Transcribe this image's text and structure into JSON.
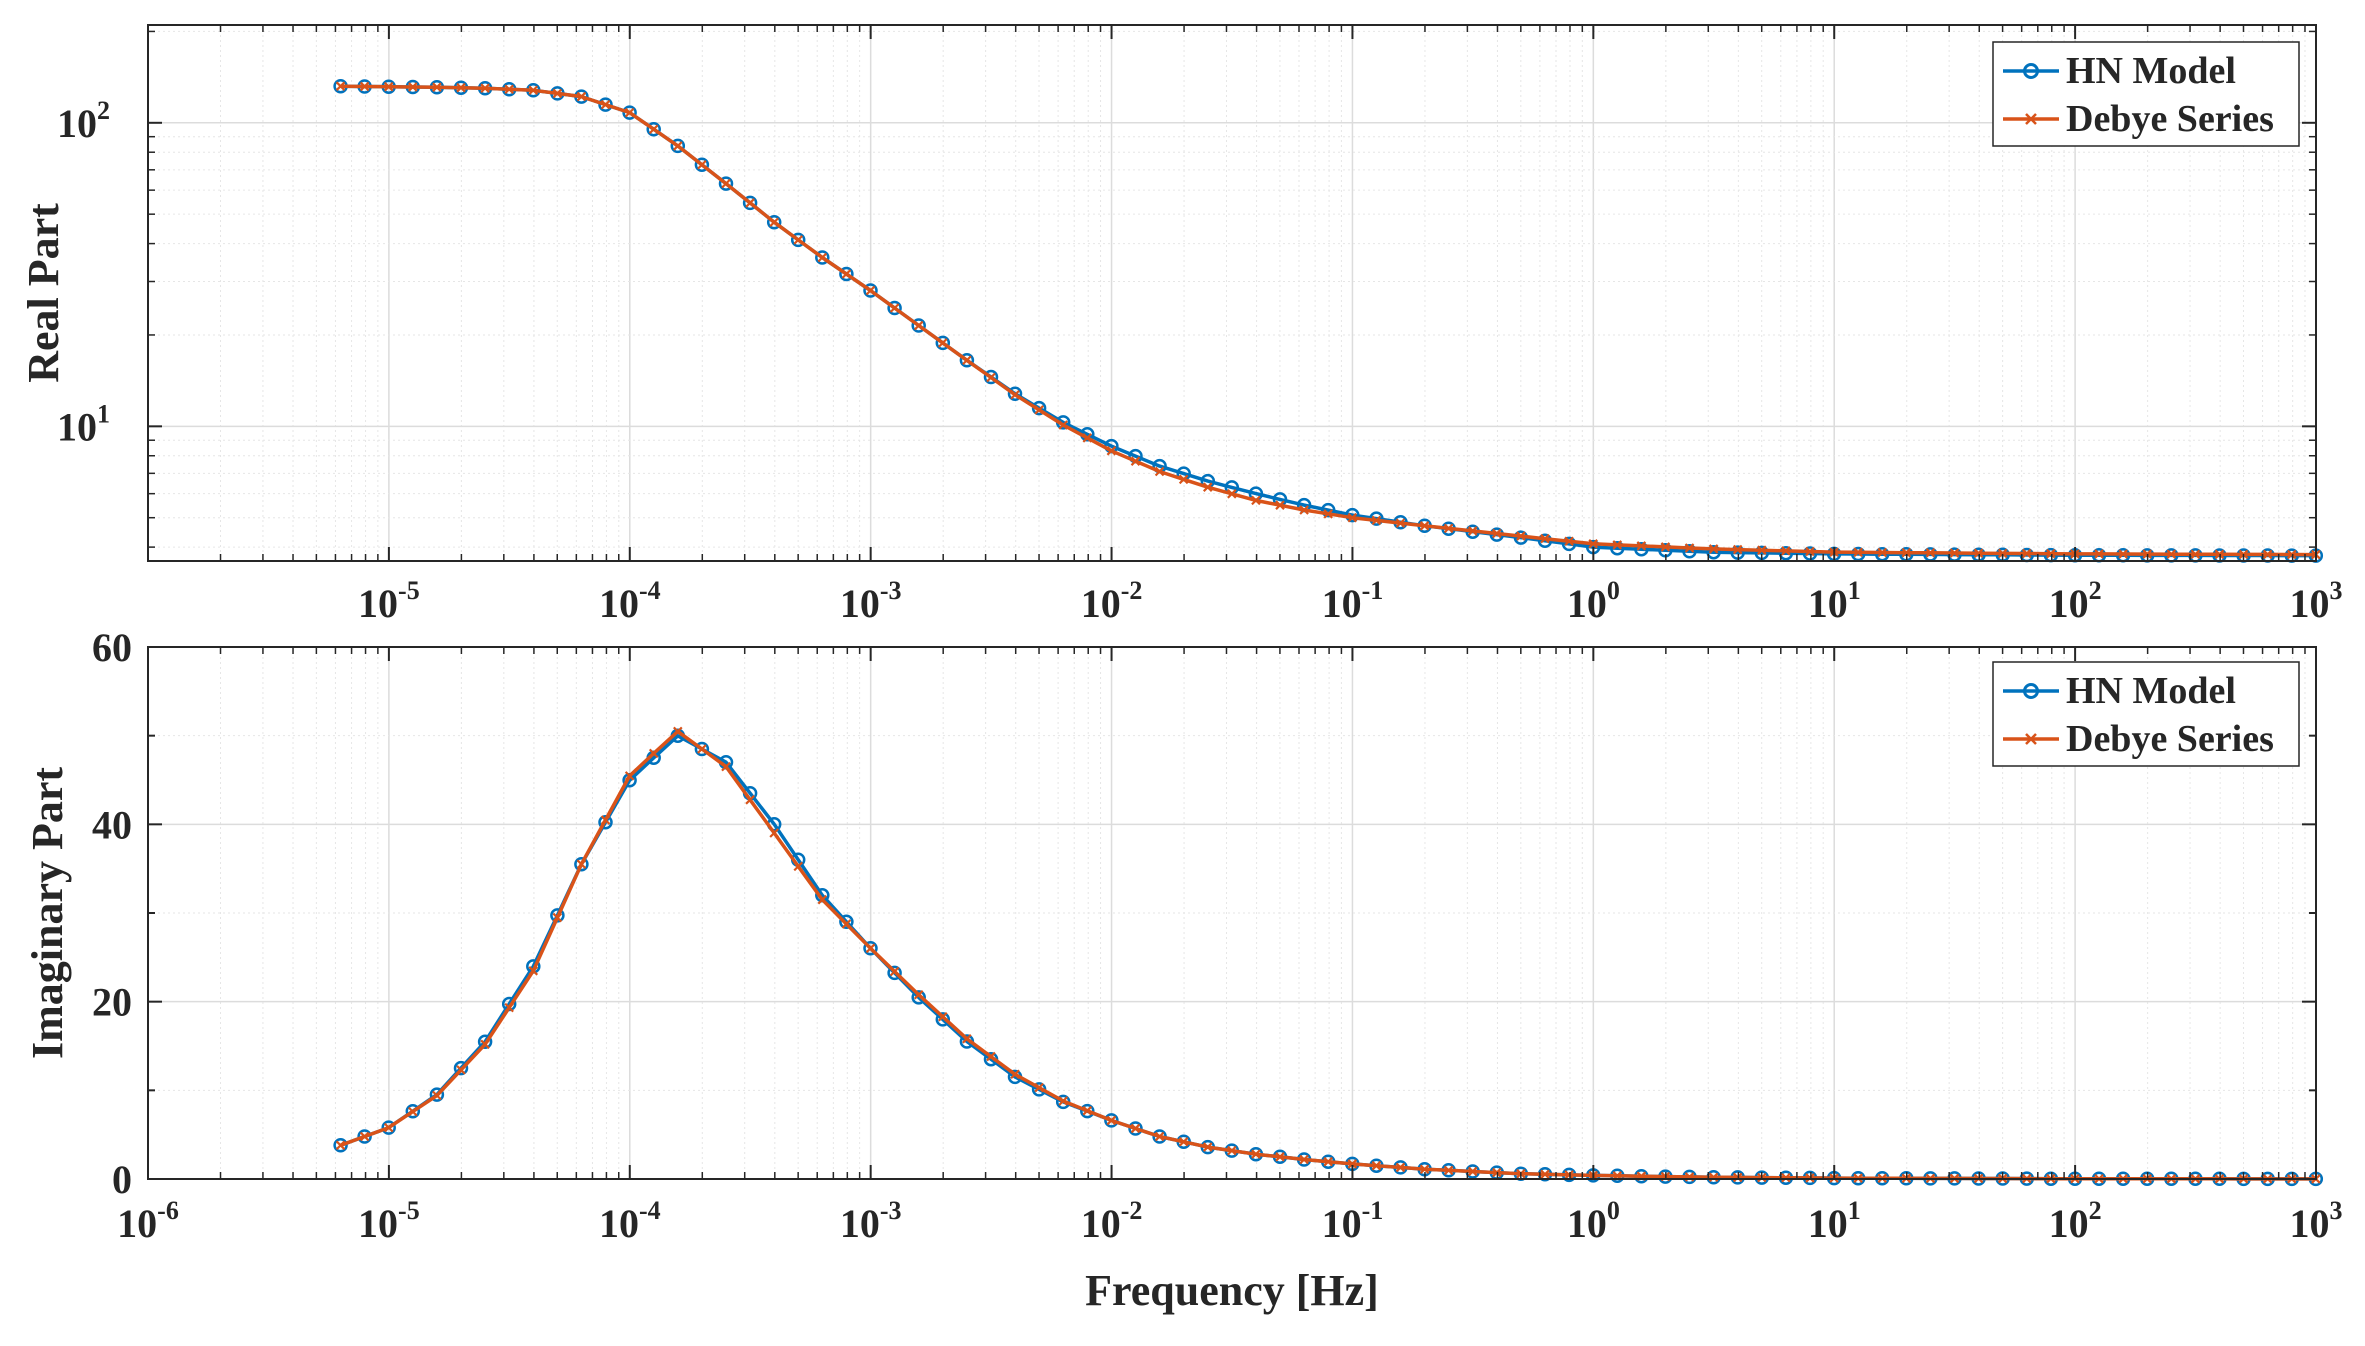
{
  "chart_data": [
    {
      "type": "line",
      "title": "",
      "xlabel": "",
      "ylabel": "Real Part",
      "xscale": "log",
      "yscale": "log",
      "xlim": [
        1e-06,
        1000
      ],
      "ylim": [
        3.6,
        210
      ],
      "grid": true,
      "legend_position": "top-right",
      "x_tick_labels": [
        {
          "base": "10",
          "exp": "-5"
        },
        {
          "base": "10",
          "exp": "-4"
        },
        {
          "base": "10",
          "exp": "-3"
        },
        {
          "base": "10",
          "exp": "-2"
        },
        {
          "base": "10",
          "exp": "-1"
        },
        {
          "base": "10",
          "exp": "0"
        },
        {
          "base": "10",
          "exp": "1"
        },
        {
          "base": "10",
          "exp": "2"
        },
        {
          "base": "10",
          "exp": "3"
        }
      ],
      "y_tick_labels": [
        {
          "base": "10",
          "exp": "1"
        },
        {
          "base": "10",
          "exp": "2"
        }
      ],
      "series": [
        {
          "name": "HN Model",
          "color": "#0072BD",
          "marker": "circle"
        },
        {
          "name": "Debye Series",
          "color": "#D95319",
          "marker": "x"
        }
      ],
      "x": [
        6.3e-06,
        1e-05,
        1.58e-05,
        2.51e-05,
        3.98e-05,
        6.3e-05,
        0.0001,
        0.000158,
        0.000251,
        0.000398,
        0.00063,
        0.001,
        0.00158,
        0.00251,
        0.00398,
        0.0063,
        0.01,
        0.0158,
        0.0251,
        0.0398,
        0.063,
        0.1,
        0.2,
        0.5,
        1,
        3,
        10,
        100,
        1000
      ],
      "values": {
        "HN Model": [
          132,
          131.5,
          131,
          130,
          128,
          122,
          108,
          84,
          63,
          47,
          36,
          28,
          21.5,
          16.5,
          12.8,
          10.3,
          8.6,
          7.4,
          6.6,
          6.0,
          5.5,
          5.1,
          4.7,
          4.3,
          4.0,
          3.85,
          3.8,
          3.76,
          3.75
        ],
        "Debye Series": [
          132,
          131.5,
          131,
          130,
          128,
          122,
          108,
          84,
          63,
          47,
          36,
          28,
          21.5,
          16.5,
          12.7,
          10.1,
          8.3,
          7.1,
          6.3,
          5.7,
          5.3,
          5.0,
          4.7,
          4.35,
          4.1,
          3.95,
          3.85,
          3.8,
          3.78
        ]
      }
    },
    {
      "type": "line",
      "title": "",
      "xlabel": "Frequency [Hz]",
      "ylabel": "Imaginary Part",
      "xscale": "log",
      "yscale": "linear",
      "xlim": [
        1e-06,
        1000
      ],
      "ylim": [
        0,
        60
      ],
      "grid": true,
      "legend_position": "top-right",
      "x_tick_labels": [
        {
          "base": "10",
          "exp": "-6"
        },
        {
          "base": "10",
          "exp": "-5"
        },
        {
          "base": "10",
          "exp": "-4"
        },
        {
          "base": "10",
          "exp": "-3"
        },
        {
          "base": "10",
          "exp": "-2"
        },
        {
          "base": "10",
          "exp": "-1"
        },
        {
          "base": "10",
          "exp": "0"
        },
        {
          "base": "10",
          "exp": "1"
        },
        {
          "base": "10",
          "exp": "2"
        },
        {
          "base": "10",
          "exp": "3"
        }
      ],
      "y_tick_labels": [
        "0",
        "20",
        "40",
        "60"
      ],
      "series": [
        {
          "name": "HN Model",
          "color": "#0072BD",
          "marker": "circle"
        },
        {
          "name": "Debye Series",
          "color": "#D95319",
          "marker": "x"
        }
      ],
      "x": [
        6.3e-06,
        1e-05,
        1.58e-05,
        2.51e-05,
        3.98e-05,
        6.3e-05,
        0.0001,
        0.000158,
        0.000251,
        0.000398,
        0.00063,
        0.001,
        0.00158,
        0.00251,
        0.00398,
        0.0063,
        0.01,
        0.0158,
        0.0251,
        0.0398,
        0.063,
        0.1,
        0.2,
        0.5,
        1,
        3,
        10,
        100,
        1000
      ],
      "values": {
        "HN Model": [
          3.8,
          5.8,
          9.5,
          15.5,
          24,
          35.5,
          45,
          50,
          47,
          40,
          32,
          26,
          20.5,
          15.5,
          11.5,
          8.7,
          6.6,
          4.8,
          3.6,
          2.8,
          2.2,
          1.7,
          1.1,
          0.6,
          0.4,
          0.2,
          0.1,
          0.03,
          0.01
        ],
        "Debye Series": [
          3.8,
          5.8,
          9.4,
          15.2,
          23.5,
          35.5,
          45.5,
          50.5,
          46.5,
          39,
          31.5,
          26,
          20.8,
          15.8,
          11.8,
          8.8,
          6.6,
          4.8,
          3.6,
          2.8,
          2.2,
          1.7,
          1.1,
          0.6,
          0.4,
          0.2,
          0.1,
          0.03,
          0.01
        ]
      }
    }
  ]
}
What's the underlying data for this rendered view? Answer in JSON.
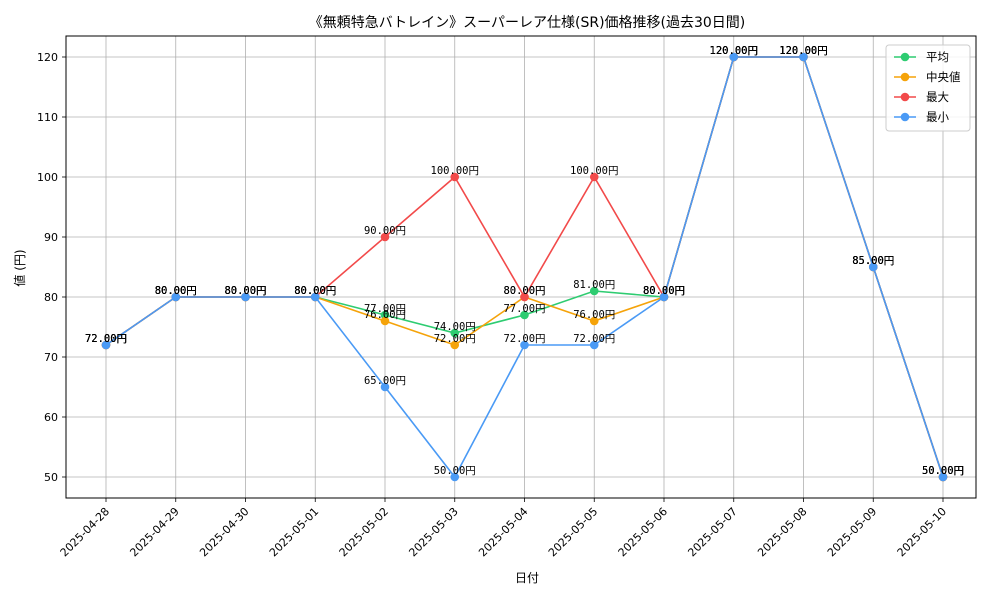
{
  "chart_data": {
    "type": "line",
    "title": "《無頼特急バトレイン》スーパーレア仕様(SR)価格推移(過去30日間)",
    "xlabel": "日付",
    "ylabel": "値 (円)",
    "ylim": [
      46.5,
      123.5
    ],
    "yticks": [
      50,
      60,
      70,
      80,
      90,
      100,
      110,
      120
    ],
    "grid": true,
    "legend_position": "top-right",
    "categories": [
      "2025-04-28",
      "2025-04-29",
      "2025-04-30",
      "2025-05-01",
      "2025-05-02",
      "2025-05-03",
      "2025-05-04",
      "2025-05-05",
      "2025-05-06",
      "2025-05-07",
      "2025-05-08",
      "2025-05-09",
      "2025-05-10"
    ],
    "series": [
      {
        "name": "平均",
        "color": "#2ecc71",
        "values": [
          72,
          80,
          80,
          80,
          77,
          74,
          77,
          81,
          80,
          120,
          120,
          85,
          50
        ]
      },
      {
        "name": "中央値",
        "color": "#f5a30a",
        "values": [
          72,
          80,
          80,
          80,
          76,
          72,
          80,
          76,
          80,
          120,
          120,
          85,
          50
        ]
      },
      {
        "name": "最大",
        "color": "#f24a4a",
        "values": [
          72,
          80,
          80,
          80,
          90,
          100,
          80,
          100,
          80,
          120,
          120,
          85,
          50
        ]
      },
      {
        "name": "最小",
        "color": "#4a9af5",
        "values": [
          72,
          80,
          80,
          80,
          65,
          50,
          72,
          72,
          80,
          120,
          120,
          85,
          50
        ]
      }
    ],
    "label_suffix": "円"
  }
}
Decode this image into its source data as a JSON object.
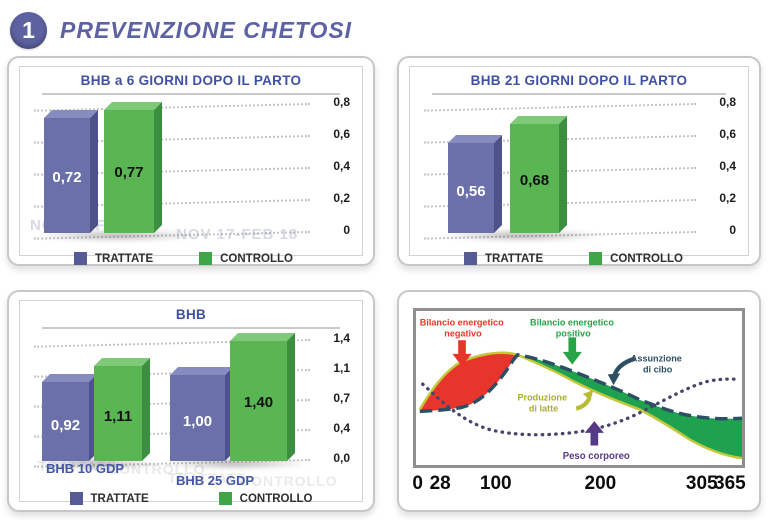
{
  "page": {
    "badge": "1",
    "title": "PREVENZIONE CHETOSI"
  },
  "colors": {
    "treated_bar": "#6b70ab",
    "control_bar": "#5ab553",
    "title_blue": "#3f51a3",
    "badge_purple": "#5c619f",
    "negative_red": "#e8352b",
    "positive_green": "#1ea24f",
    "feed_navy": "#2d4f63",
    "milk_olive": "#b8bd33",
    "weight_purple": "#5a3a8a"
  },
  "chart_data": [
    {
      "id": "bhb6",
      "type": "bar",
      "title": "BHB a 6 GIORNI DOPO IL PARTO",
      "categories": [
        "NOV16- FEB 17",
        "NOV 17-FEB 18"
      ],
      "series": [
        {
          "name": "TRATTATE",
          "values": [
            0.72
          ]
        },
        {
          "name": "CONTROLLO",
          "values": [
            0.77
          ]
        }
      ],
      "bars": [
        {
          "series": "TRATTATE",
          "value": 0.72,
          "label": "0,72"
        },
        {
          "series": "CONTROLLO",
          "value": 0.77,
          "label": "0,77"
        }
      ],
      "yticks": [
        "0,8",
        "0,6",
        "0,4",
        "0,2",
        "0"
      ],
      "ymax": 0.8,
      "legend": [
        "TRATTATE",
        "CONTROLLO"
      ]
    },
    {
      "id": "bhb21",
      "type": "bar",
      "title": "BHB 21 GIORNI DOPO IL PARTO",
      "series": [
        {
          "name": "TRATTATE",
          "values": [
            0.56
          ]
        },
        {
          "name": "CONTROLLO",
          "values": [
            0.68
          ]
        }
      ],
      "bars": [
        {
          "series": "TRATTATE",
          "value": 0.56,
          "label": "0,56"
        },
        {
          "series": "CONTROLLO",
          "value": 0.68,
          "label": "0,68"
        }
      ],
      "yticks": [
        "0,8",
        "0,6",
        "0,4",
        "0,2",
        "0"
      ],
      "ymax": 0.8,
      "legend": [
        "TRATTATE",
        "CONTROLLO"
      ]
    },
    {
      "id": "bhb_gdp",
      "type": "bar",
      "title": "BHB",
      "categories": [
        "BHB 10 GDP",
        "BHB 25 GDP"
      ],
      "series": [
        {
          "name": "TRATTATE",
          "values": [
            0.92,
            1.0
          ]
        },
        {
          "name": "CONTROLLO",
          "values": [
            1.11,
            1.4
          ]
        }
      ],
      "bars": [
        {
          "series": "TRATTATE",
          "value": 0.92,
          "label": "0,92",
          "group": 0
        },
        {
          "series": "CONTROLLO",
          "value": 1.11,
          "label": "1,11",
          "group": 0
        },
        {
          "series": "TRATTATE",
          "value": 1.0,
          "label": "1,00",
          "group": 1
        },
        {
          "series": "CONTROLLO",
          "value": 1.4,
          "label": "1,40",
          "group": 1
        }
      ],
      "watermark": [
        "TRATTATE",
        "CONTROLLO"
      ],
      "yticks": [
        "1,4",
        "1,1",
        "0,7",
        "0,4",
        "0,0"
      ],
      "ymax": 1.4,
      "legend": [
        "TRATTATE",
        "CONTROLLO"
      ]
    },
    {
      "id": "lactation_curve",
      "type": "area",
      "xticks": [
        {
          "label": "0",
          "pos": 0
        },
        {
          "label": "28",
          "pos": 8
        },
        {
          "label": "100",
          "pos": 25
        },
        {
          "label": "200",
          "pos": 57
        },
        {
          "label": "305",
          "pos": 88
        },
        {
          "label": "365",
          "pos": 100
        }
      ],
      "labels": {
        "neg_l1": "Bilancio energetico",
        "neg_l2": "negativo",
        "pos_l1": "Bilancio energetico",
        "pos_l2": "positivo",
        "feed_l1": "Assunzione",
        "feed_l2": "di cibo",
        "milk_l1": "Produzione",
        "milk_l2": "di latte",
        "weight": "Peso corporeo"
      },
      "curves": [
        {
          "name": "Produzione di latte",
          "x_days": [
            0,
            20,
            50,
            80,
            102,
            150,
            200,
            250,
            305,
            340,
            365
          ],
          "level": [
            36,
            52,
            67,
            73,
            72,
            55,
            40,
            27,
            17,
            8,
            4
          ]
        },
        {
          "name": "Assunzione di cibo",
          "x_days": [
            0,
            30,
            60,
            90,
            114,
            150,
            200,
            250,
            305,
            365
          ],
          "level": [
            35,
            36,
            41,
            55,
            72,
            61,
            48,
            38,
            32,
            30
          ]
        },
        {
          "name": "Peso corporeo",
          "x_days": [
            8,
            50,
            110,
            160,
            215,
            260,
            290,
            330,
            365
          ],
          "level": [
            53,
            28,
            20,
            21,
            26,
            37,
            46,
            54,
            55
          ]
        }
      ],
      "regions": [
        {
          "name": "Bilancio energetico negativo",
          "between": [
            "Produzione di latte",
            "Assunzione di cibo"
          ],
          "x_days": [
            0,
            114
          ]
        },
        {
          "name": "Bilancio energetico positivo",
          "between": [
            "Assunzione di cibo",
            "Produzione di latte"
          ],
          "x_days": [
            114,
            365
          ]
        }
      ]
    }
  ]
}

(Task goal):
In the listing, find each line with the string "Peso" and copy it.

(Output of the exercise):
        "weight": "Peso corporeo"
          "name": "Peso corporeo",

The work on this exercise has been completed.